TASK STATEMENT —
Leaving out the pictures, please retype each record exactly.

EXTRACTED ENTRIES —
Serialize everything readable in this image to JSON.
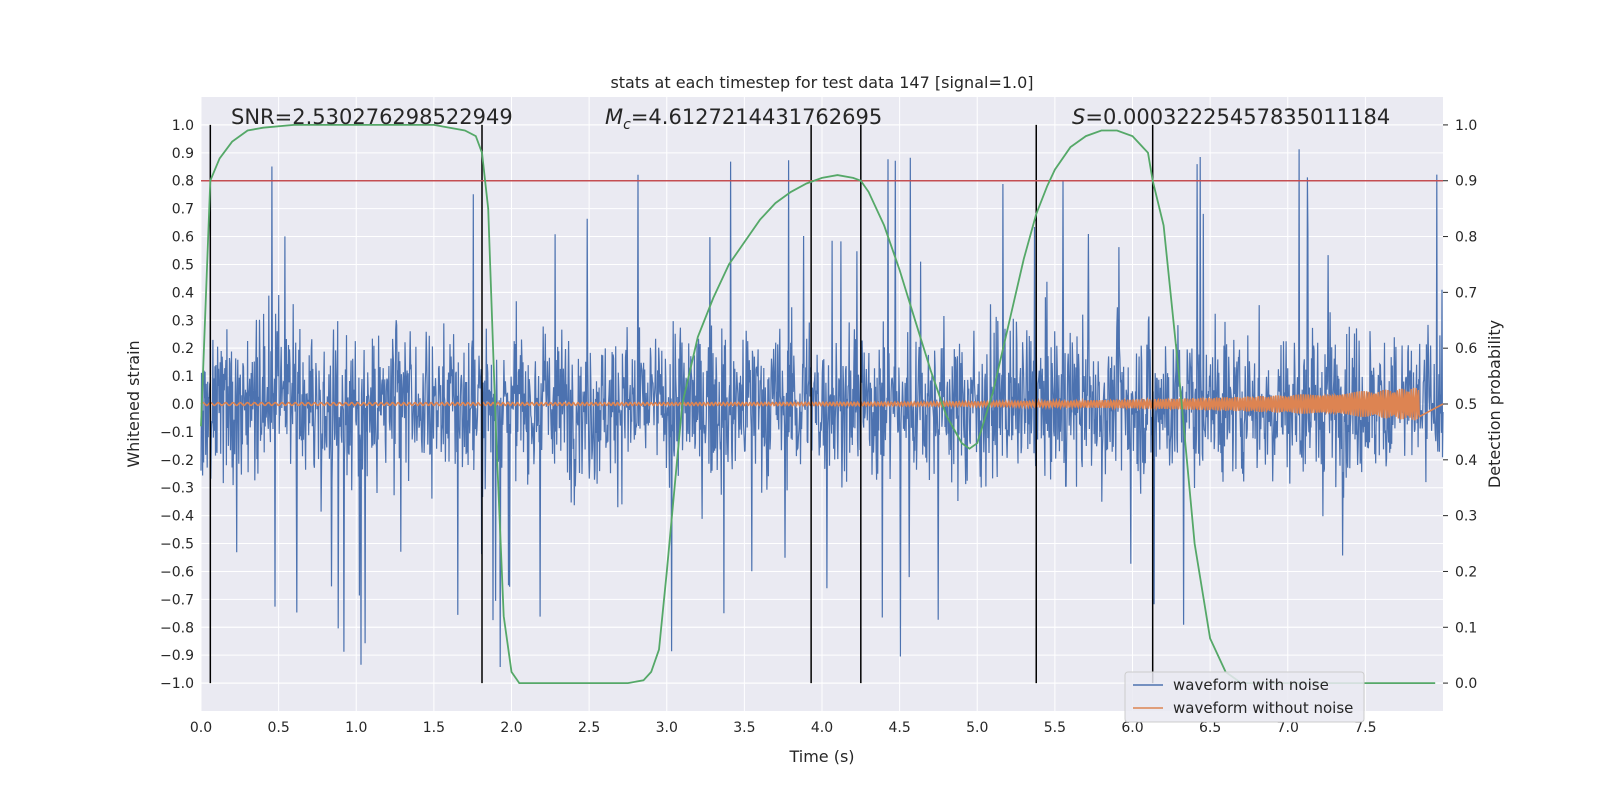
{
  "chart_data": {
    "type": "line",
    "title": "stats at each timestep for test data 147 [signal=1.0]",
    "xlabel": "Time (s)",
    "ylabel": "Whitened strain",
    "y2label": "Detection probability",
    "xlim": [
      0.0,
      8.0
    ],
    "ylim": [
      -1.1,
      1.1
    ],
    "y2lim": [
      -0.05,
      1.05
    ],
    "x_ticks": [
      "0.0",
      "0.5",
      "1.0",
      "1.5",
      "2.0",
      "2.5",
      "3.0",
      "3.5",
      "4.0",
      "4.5",
      "5.0",
      "5.5",
      "6.0",
      "6.5",
      "7.0",
      "7.5"
    ],
    "y_ticks": [
      "1.0",
      "0.9",
      "0.8",
      "0.7",
      "0.6",
      "0.5",
      "0.4",
      "0.3",
      "0.2",
      "0.1",
      "0.0",
      "−0.1",
      "−0.2",
      "−0.3",
      "−0.4",
      "−0.5",
      "−0.6",
      "−0.7",
      "−0.8",
      "−0.9",
      "−1.0"
    ],
    "y2_ticks": [
      "1.0",
      "0.9",
      "0.8",
      "0.7",
      "0.6",
      "0.5",
      "0.4",
      "0.3",
      "0.2",
      "0.1",
      "0.0"
    ],
    "annotations": {
      "snr": "SNR=2.530276298522949",
      "mc_symbol": "M",
      "mc_sub": "c",
      "mc_value": "=4.6127214431762695",
      "s_symbol": "S",
      "s_value": "=0.00032225457835011184"
    },
    "threshold": 0.9,
    "vertical_lines": [
      0.06,
      1.81,
      3.93,
      4.25,
      5.38,
      6.13
    ],
    "series": [
      {
        "name": "waveform with noise",
        "color": "#4c72b0",
        "style": "noise",
        "amplitude_typical": 0.35,
        "amplitude_peak": 0.95
      },
      {
        "name": "waveform without noise",
        "color": "#dd8452",
        "style": "chirp",
        "amplitude_start": 0.005,
        "amplitude_end": 0.06,
        "end_time": 7.85
      },
      {
        "name": "detection probability",
        "color": "#55a868",
        "axis": "right",
        "x": [
          0.0,
          0.06,
          0.12,
          0.2,
          0.3,
          0.4,
          0.6,
          1.0,
          1.5,
          1.7,
          1.77,
          1.81,
          1.85,
          1.9,
          1.95,
          2.0,
          2.05,
          2.1,
          2.5,
          2.75,
          2.85,
          2.9,
          2.95,
          3.0,
          3.1,
          3.2,
          3.3,
          3.4,
          3.5,
          3.6,
          3.7,
          3.8,
          3.9,
          4.0,
          4.1,
          4.2,
          4.25,
          4.3,
          4.4,
          4.5,
          4.6,
          4.7,
          4.8,
          4.9,
          4.95,
          5.0,
          5.1,
          5.2,
          5.3,
          5.38,
          5.45,
          5.5,
          5.6,
          5.7,
          5.8,
          5.9,
          6.0,
          6.1,
          6.13,
          6.2,
          6.3,
          6.4,
          6.5,
          6.6,
          6.7,
          7.0,
          7.5,
          7.95
        ],
        "values": [
          0.46,
          0.9,
          0.94,
          0.97,
          0.99,
          0.995,
          1.0,
          1.0,
          1.0,
          0.99,
          0.98,
          0.95,
          0.85,
          0.45,
          0.12,
          0.02,
          0.0,
          0.0,
          0.0,
          0.0,
          0.005,
          0.02,
          0.06,
          0.2,
          0.5,
          0.62,
          0.69,
          0.75,
          0.79,
          0.83,
          0.86,
          0.88,
          0.895,
          0.905,
          0.91,
          0.905,
          0.9,
          0.88,
          0.82,
          0.74,
          0.65,
          0.56,
          0.48,
          0.43,
          0.42,
          0.43,
          0.52,
          0.64,
          0.76,
          0.84,
          0.89,
          0.92,
          0.96,
          0.98,
          0.99,
          0.99,
          0.98,
          0.95,
          0.9,
          0.82,
          0.55,
          0.25,
          0.08,
          0.02,
          0.0,
          0.0,
          0.0,
          0.0
        ]
      }
    ],
    "legend_position": "lower-right"
  }
}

WRITTEN RESPONSE —
Serialize everything readable in this image to JSON.
{
  "chart_data": {
    "type": "line",
    "title": "stats at each timestep for test data 147 [signal=1.0]",
    "xlabel": "Time (s)",
    "ylabel": "Whitened strain",
    "y2label": "Detection probability",
    "xlim": [
      0.0,
      8.0
    ],
    "ylim": [
      -1.1,
      1.1
    ],
    "y2lim": [
      -0.05,
      1.05
    ],
    "x_ticks": [
      "0.0",
      "0.5",
      "1.0",
      "1.5",
      "2.0",
      "2.5",
      "3.0",
      "3.5",
      "4.0",
      "4.5",
      "5.0",
      "5.5",
      "6.0",
      "6.5",
      "7.0",
      "7.5"
    ],
    "y_ticks": [
      "1.0",
      "0.9",
      "0.8",
      "0.7",
      "0.6",
      "0.5",
      "0.4",
      "0.3",
      "0.2",
      "0.1",
      "0.0",
      "−0.1",
      "−0.2",
      "−0.3",
      "−0.4",
      "−0.5",
      "−0.6",
      "−0.7",
      "−0.8",
      "−0.9",
      "−1.0"
    ],
    "y2_ticks": [
      "1.0",
      "0.9",
      "0.8",
      "0.7",
      "0.6",
      "0.5",
      "0.4",
      "0.3",
      "0.2",
      "0.1",
      "0.0"
    ],
    "annotations": {
      "snr": "SNR=2.530276298522949",
      "mc_symbol": "M",
      "mc_sub": "c",
      "mc_value": "=4.6127214431762695",
      "s_symbol": "S",
      "s_value": "=0.00032225457835011184"
    },
    "threshold": 0.9,
    "vertical_lines": [
      0.06,
      1.81,
      3.93,
      4.25,
      5.38,
      6.13
    ],
    "series": [
      {
        "name": "waveform with noise",
        "color": "#4c72b0",
        "style": "noise",
        "amplitude_typical": 0.35,
        "amplitude_peak": 0.95
      },
      {
        "name": "waveform without noise",
        "color": "#dd8452",
        "style": "chirp",
        "amplitude_start": 0.005,
        "amplitude_end": 0.06,
        "end_time": 7.85
      },
      {
        "name": "detection probability",
        "color": "#55a868",
        "axis": "right",
        "x": [
          0.0,
          0.06,
          0.12,
          0.2,
          0.3,
          0.4,
          0.6,
          1.0,
          1.5,
          1.7,
          1.77,
          1.81,
          1.85,
          1.9,
          1.95,
          2.0,
          2.05,
          2.1,
          2.5,
          2.75,
          2.85,
          2.9,
          2.95,
          3.0,
          3.1,
          3.2,
          3.3,
          3.4,
          3.5,
          3.6,
          3.7,
          3.8,
          3.9,
          4.0,
          4.1,
          4.2,
          4.25,
          4.3,
          4.4,
          4.5,
          4.6,
          4.7,
          4.8,
          4.9,
          4.95,
          5.0,
          5.1,
          5.2,
          5.3,
          5.38,
          5.45,
          5.5,
          5.6,
          5.7,
          5.8,
          5.9,
          6.0,
          6.1,
          6.13,
          6.2,
          6.3,
          6.4,
          6.5,
          6.6,
          6.7,
          7.0,
          7.5,
          7.95
        ],
        "values": [
          0.46,
          0.9,
          0.94,
          0.97,
          0.99,
          0.995,
          1.0,
          1.0,
          1.0,
          0.99,
          0.98,
          0.95,
          0.85,
          0.45,
          0.12,
          0.02,
          0.0,
          0.0,
          0.0,
          0.0,
          0.005,
          0.02,
          0.06,
          0.2,
          0.5,
          0.62,
          0.69,
          0.75,
          0.79,
          0.83,
          0.86,
          0.88,
          0.895,
          0.905,
          0.91,
          0.905,
          0.9,
          0.88,
          0.82,
          0.74,
          0.65,
          0.56,
          0.48,
          0.43,
          0.42,
          0.43,
          0.52,
          0.64,
          0.76,
          0.84,
          0.89,
          0.92,
          0.96,
          0.98,
          0.99,
          0.99,
          0.98,
          0.95,
          0.9,
          0.82,
          0.55,
          0.25,
          0.08,
          0.02,
          0.0,
          0.0,
          0.0,
          0.0
        ]
      }
    ],
    "legend_position": "lower-right"
  }
}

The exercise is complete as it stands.